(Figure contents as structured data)
##########
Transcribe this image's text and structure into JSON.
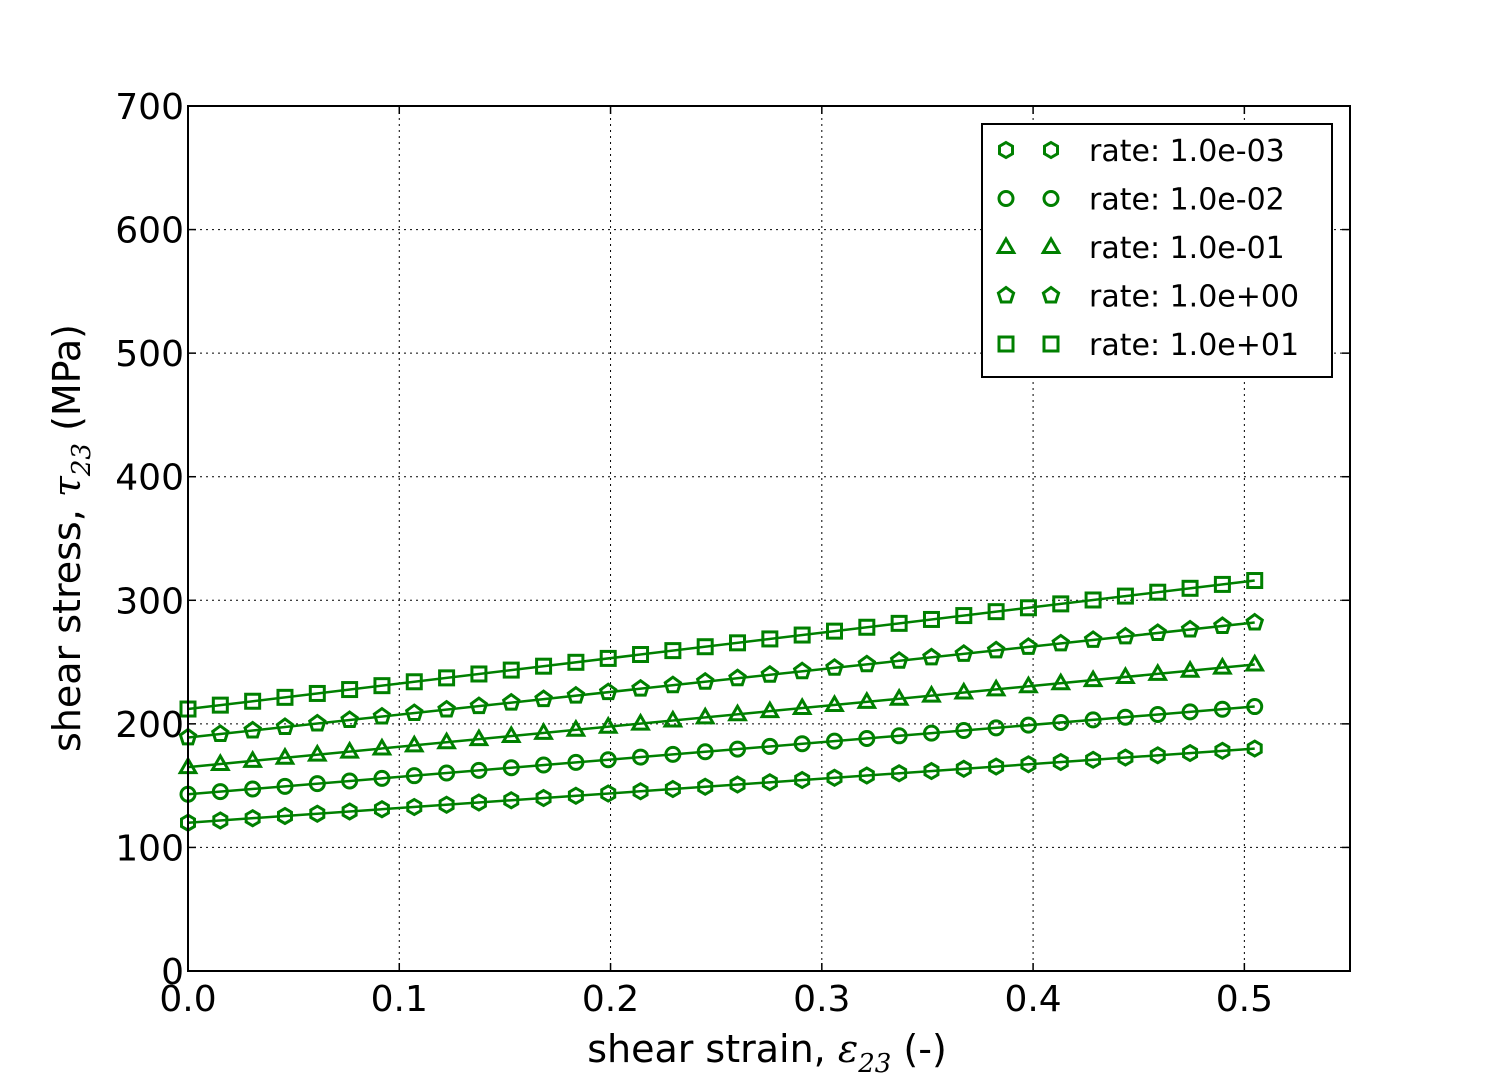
{
  "chart_data": {
    "type": "line",
    "xlabel": {
      "prefix": "shear strain, ",
      "symbol": "ε",
      "subscript": "23",
      "suffix": " (-)"
    },
    "ylabel": {
      "prefix": "shear stress, ",
      "symbol": "τ",
      "subscript": "23",
      "suffix": " (MPa)"
    },
    "xlim": [
      0.0,
      0.55
    ],
    "ylim": [
      0,
      700
    ],
    "xticks": [
      0.0,
      0.1,
      0.2,
      0.3,
      0.4,
      0.5
    ],
    "xtick_labels": [
      "0.0",
      "0.1",
      "0.2",
      "0.3",
      "0.4",
      "0.5"
    ],
    "yticks": [
      0,
      100,
      200,
      300,
      400,
      500,
      600,
      700
    ],
    "ytick_labels": [
      "0",
      "100",
      "200",
      "300",
      "400",
      "500",
      "600",
      "700"
    ],
    "grid": true,
    "legend_position": "top-right",
    "line_color": "#008000",
    "marker_x": {
      "start": 0.0,
      "step": 0.0153,
      "count": 34
    },
    "series": [
      {
        "name": "rate: 1.0e-03",
        "marker": "hexagon",
        "y_start": 120,
        "y_end": 180
      },
      {
        "name": "rate: 1.0e-02",
        "marker": "circle",
        "y_start": 143,
        "y_end": 214
      },
      {
        "name": "rate: 1.0e-01",
        "marker": "triangle",
        "y_start": 165,
        "y_end": 248
      },
      {
        "name": "rate: 1.0e+00",
        "marker": "pentagon",
        "y_start": 189,
        "y_end": 282
      },
      {
        "name": "rate: 1.0e+01",
        "marker": "square",
        "y_start": 212,
        "y_end": 316
      }
    ]
  }
}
##########
INSTRUCTIONS TO FOLLOW — Skip the images and write out the rest of the listing exactly.

SOLUTION FOR THIS PROBLEM —
Transcribe this image's text and structure into JSON.
{
  "chart_data": {
    "type": "line",
    "xlabel": {
      "prefix": "shear strain, ",
      "symbol": "ε",
      "subscript": "23",
      "suffix": " (-)"
    },
    "ylabel": {
      "prefix": "shear stress, ",
      "symbol": "τ",
      "subscript": "23",
      "suffix": " (MPa)"
    },
    "xlim": [
      0.0,
      0.55
    ],
    "ylim": [
      0,
      700
    ],
    "xticks": [
      0.0,
      0.1,
      0.2,
      0.3,
      0.4,
      0.5
    ],
    "xtick_labels": [
      "0.0",
      "0.1",
      "0.2",
      "0.3",
      "0.4",
      "0.5"
    ],
    "yticks": [
      0,
      100,
      200,
      300,
      400,
      500,
      600,
      700
    ],
    "ytick_labels": [
      "0",
      "100",
      "200",
      "300",
      "400",
      "500",
      "600",
      "700"
    ],
    "grid": true,
    "legend_position": "top-right",
    "line_color": "#008000",
    "marker_x": {
      "start": 0.0,
      "step": 0.0153,
      "count": 34
    },
    "series": [
      {
        "name": "rate: 1.0e-03",
        "marker": "hexagon",
        "y_start": 120,
        "y_end": 180
      },
      {
        "name": "rate: 1.0e-02",
        "marker": "circle",
        "y_start": 143,
        "y_end": 214
      },
      {
        "name": "rate: 1.0e-01",
        "marker": "triangle",
        "y_start": 165,
        "y_end": 248
      },
      {
        "name": "rate: 1.0e+00",
        "marker": "pentagon",
        "y_start": 189,
        "y_end": 282
      },
      {
        "name": "rate: 1.0e+01",
        "marker": "square",
        "y_start": 212,
        "y_end": 316
      }
    ]
  }
}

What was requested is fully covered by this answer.